═════ RECORDS SHOWN

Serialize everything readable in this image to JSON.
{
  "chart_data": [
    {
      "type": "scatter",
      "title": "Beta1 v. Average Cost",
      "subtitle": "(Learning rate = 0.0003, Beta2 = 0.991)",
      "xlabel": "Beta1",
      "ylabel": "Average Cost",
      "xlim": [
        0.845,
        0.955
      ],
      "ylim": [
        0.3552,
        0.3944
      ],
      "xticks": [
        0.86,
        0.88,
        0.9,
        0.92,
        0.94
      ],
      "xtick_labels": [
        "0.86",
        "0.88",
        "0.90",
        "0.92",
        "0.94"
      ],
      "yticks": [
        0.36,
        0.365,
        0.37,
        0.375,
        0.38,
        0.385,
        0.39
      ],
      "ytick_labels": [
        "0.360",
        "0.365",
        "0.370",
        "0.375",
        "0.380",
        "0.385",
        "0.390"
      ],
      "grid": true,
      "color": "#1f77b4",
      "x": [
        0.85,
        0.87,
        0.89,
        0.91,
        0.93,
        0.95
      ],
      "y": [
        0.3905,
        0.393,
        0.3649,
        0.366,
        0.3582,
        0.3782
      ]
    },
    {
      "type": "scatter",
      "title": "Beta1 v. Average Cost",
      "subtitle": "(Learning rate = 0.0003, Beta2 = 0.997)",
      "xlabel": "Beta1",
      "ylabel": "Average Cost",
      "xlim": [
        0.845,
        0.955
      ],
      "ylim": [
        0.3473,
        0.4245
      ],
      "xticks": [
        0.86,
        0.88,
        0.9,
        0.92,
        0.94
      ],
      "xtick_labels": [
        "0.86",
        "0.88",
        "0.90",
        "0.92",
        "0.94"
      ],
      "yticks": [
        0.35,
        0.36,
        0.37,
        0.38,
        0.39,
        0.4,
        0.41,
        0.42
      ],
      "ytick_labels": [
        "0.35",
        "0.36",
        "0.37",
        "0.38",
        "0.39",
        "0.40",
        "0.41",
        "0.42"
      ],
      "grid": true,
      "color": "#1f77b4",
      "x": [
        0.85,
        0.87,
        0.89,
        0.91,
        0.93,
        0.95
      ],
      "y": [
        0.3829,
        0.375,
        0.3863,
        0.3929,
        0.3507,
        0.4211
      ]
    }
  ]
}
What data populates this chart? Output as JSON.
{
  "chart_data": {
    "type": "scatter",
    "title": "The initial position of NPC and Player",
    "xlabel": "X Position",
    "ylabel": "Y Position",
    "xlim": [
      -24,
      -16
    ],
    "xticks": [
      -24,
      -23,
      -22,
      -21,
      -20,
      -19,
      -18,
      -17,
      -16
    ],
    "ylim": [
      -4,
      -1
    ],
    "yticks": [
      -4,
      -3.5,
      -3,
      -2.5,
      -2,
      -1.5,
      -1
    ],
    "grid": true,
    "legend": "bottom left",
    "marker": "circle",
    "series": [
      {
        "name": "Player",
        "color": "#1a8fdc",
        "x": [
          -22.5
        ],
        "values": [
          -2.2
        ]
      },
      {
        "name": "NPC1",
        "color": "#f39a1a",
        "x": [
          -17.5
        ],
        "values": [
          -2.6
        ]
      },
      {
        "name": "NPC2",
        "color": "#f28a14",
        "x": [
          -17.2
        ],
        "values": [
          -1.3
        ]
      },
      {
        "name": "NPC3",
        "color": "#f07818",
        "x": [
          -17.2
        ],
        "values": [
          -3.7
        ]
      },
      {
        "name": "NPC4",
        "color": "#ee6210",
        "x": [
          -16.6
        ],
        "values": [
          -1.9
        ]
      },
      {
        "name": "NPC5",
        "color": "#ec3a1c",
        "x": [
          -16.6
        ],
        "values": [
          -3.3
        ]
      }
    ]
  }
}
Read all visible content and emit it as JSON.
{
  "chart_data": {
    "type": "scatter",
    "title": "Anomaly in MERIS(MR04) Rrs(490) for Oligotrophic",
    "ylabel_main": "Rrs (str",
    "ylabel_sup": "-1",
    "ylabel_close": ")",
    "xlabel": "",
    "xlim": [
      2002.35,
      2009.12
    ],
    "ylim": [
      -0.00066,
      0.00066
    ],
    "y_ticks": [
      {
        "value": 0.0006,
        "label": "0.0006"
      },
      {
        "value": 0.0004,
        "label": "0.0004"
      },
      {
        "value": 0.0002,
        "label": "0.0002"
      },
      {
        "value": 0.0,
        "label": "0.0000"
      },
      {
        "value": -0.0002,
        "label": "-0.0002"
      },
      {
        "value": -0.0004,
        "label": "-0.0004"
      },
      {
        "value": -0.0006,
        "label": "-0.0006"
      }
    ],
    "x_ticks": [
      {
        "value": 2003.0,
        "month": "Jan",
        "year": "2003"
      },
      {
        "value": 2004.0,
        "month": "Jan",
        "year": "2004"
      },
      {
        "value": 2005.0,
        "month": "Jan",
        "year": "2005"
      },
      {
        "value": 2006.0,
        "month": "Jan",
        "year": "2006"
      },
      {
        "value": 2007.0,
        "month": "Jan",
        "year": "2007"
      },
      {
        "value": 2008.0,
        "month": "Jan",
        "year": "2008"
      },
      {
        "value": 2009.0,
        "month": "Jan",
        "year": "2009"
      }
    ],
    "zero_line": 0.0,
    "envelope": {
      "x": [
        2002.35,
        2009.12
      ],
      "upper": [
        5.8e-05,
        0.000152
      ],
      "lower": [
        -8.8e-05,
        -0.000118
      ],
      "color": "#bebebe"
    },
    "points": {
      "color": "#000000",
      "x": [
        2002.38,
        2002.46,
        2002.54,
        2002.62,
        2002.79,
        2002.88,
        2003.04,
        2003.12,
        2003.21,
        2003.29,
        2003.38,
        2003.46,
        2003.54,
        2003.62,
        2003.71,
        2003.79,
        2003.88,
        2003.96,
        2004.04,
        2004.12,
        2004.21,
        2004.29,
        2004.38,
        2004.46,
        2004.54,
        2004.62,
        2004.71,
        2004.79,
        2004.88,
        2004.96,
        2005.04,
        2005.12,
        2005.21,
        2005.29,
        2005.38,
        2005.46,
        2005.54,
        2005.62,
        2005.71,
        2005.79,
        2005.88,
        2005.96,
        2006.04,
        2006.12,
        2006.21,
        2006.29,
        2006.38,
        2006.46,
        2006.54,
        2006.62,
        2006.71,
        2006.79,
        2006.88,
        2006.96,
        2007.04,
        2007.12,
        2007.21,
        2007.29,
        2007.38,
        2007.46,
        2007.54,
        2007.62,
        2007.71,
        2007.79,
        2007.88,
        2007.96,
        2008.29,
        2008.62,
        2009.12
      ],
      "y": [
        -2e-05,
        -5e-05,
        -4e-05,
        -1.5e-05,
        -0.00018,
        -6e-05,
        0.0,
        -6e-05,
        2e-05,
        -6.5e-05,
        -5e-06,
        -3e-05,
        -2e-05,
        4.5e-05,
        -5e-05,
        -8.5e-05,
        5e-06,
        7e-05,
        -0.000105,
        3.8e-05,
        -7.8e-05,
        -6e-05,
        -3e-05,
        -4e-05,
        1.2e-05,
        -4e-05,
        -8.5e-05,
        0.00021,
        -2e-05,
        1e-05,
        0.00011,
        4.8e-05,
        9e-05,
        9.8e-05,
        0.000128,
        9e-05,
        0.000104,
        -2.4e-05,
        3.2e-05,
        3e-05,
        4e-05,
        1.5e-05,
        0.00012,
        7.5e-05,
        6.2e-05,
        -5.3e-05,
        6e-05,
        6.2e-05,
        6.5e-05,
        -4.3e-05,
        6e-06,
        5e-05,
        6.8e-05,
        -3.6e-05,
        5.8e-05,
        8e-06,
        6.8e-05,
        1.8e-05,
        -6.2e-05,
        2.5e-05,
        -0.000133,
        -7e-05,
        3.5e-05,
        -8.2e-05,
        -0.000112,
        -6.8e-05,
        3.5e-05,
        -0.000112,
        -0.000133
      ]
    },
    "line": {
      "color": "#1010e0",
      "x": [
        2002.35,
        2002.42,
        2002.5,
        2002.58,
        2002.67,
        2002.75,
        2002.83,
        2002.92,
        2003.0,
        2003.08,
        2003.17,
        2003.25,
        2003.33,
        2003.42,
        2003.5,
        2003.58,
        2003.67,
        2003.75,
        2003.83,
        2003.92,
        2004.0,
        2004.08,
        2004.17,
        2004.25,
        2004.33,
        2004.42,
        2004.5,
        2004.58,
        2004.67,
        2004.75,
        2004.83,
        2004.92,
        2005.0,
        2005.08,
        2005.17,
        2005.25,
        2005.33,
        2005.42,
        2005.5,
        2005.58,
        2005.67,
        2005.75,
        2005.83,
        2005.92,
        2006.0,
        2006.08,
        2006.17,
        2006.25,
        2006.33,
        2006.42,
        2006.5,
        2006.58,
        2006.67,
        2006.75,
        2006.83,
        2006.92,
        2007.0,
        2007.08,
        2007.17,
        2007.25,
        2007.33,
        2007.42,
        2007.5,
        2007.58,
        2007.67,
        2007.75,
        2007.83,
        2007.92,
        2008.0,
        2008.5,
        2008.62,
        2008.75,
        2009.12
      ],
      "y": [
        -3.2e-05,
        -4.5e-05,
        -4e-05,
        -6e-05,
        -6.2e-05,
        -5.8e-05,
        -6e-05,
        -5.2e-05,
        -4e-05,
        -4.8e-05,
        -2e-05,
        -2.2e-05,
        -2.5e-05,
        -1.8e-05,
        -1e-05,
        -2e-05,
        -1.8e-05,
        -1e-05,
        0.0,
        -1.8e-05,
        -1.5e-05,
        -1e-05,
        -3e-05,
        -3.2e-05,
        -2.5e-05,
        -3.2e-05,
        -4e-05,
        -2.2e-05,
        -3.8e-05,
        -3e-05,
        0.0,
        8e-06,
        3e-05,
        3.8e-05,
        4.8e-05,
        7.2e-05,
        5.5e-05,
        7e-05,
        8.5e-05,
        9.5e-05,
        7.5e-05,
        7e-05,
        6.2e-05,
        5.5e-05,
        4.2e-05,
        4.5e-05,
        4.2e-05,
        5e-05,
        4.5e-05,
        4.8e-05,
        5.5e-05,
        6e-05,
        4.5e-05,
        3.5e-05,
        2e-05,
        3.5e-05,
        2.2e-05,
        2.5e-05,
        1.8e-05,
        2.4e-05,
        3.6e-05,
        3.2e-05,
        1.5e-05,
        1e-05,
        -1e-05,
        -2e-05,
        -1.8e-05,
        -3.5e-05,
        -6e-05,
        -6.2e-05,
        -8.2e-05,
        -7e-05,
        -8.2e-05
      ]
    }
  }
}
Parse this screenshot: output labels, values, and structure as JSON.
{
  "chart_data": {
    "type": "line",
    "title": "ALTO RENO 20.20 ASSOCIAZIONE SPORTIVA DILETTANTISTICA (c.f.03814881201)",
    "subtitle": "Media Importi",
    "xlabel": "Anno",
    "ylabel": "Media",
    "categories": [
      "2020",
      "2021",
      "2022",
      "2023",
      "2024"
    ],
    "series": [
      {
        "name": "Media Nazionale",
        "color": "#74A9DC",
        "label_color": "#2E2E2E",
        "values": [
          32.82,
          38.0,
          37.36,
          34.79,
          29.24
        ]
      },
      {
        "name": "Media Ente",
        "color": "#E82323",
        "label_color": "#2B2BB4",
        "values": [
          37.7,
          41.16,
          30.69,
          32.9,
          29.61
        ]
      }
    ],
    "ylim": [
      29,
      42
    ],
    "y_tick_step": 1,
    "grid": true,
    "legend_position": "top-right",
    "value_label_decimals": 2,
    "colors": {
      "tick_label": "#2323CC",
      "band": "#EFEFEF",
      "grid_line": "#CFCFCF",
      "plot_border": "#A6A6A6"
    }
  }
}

══════════

Show all lines from the listing above in which "subtitle" appears.

* **THE OUTPUT**
      "subtitle": "(Learning rate = 0.0003, Beta2 = 0.991)",
      "subtitle": "(Learning rate = 0.0003, Beta2 = 0.997)",
    "subtitle": "Media Importi",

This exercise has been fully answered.